Pick out every line holding the string "star" and copy it.

* BEGIN DATASET RECORDS *

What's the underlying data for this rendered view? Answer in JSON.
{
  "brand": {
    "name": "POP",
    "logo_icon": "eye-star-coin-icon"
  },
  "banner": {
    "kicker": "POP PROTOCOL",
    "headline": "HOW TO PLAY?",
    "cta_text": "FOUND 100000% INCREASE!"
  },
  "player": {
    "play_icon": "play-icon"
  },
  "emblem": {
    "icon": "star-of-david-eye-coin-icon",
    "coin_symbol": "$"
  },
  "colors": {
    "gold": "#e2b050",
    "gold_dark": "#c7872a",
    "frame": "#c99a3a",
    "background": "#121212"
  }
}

* END DATASET RECORDS *

• [THE COMPLETED TASK]
    "logo_icon": "eye-star-coin-icon"
    "icon": "star-of-david-eye-coin-icon",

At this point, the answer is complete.